# OBJECTIVE
Transcribe the records that follow exactly. Skip the pictures.

# DATA FOR THE TASK
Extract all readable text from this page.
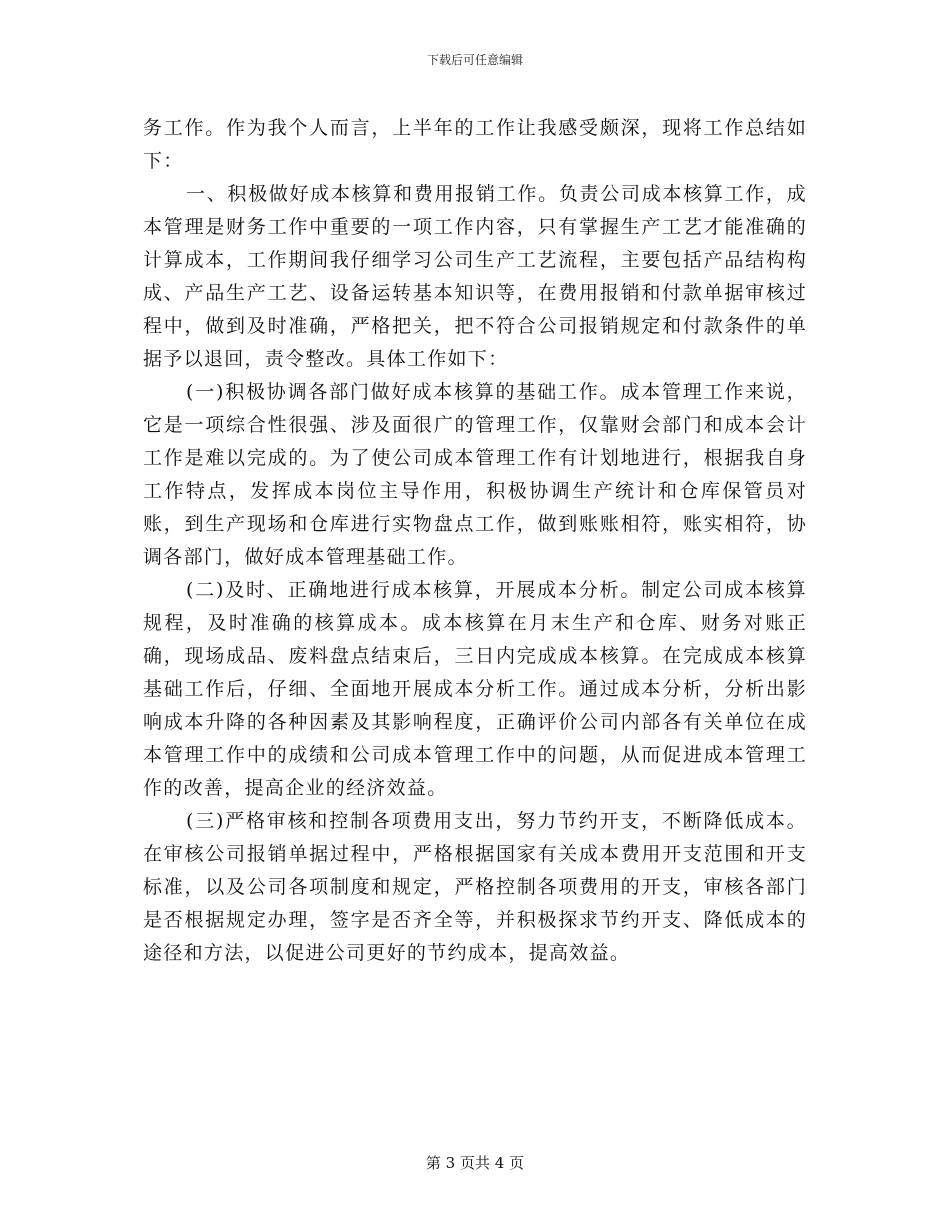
下载后可任意编辑

务工作。作为我个人而言，上半年的工作让我感受颇深，现将工作总结如下：

一、积极做好成本核算和费用报销工作。负责公司成本核算工作，成本管理是财务工作中重要的一项工作内容，只有掌握生产工艺才能准确的计算成本，工作期间我仔细学习公司生产工艺流程，主要包括产品结构构成、产品生产工艺、设备运转基本知识等，在费用报销和付款单据审核过程中，做到及时准确，严格把关，把不符合公司报销规定和付款条件的单据予以退回，责令整改。具体工作如下：

(一)积极协调各部门做好成本核算的基础工作。成本管理工作来说，它是一项综合性很强、涉及面很广的管理工作，仅靠财会部门和成本会计工作是难以完成的。为了使公司成本管理工作有计划地进行，根据我自身工作特点，发挥成本岗位主导作用，积极协调生产统计和仓库保管员对账，到生产现场和仓库进行实物盘点工作，做到账账相符，账实相符，协调各部门，做好成本管理基础工作。

(二)及时、正确地进行成本核算，开展成本分析。制定公司成本核算规程，及时准确的核算成本。成本核算在月末生产和仓库、财务对账正确，现场成品、废料盘点结束后，三日内完成成本核算。在完成成本核算基础工作后，仔细、全面地开展成本分析工作。通过成本分析，分析出影响成本升降的各种因素及其影响程度，正确评价公司内部各有关单位在成本管理工作中的成绩和公司成本管理工作中的问题，从而促进成本管理工作的改善，提高企业的经济效益。

(三)严格审核和控制各项费用支出，努力节约开支，不断降低成本。在审核公司报销单据过程中，严格根据国家有关成本费用开支范围和开支标准，以及公司各项制度和规定，严格控制各项费用的开支，审核各部门是否根据规定办理，签字是否齐全等，并积极探求节约开支、降低成本的途径和方法，以促进公司更好的节约成本，提高效益。

第 3 页共 4 页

# ANSWER BELOW
Extract all readable text from this page.
下载后可任意编辑

务工作。作为我个人而言，上半年的工作让我感受颇深，现将工作总结如下：

一、积极做好成本核算和费用报销工作。负责公司成本核算工作，成本管理是财务工作中重要的一项工作内容，只有掌握生产工艺才能准确的计算成本，工作期间我仔细学习公司生产工艺流程，主要包括产品结构构成、产品生产工艺、设备运转基本知识等，在费用报销和付款单据审核过程中，做到及时准确，严格把关，把不符合公司报销规定和付款条件的单据予以退回，责令整改。具体工作如下：

(一)积极协调各部门做好成本核算的基础工作。成本管理工作来说，它是一项综合性很强、涉及面很广的管理工作，仅靠财会部门和成本会计工作是难以完成的。为了使公司成本管理工作有计划地进行，根据我自身工作特点，发挥成本岗位主导作用，积极协调生产统计和仓库保管员对账，到生产现场和仓库进行实物盘点工作，做到账账相符，账实相符，协调各部门，做好成本管理基础工作。

(二)及时、正确地进行成本核算，开展成本分析。制定公司成本核算规程，及时准确的核算成本。成本核算在月末生产和仓库、财务对账正确，现场成品、废料盘点结束后，三日内完成成本核算。在完成成本核算基础工作后，仔细、全面地开展成本分析工作。通过成本分析，分析出影响成本升降的各种因素及其影响程度，正确评价公司内部各有关单位在成本管理工作中的成绩和公司成本管理工作中的问题，从而促进成本管理工作的改善，提高企业的经济效益。

(三)严格审核和控制各项费用支出，努力节约开支，不断降低成本。在审核公司报销单据过程中，严格根据国家有关成本费用开支范围和开支标准，以及公司各项制度和规定，严格控制各项费用的开支，审核各部门是否根据规定办理，签字是否齐全等，并积极探求节约开支、降低成本的途径和方法，以促进公司更好的节约成本，提高效益。

第 3 页共 4 页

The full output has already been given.